§ **Written task**
Using the records below, report how many lines hold "published", with no extra text.

(begin)

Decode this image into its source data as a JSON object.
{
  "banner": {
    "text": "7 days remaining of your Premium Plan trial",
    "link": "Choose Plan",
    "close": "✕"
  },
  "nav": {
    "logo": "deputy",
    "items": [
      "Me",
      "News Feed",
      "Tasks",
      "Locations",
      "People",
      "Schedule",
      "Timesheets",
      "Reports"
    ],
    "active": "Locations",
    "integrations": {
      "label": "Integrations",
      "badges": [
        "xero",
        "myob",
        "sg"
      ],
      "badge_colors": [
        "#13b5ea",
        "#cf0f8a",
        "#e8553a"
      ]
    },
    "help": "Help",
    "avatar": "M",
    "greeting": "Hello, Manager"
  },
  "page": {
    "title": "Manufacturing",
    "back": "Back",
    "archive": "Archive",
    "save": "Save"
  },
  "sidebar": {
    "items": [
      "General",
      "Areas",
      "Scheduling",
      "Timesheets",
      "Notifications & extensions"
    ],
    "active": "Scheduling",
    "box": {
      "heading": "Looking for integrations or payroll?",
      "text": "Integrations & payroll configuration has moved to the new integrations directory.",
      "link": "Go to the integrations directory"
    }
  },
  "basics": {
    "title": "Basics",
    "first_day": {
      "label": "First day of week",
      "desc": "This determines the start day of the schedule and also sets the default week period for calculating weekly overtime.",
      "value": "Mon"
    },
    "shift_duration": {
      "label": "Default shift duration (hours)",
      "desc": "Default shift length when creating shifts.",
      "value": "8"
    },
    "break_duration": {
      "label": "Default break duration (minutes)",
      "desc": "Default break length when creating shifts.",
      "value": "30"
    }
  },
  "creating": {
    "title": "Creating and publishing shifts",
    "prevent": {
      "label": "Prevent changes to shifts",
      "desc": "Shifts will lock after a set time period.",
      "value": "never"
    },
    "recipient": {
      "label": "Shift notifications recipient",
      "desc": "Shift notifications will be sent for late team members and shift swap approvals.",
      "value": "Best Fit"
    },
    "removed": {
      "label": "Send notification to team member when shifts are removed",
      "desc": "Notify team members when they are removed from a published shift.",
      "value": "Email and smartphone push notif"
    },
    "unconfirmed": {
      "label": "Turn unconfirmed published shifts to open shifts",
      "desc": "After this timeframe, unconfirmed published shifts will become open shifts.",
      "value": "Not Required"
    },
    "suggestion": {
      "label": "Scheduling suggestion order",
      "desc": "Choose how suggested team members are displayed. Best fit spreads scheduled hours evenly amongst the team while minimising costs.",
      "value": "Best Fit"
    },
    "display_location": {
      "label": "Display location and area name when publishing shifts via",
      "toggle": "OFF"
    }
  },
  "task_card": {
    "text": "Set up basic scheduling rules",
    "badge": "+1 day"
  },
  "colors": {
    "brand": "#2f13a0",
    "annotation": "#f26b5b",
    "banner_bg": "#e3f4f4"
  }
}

(end)

§ **Full output**
3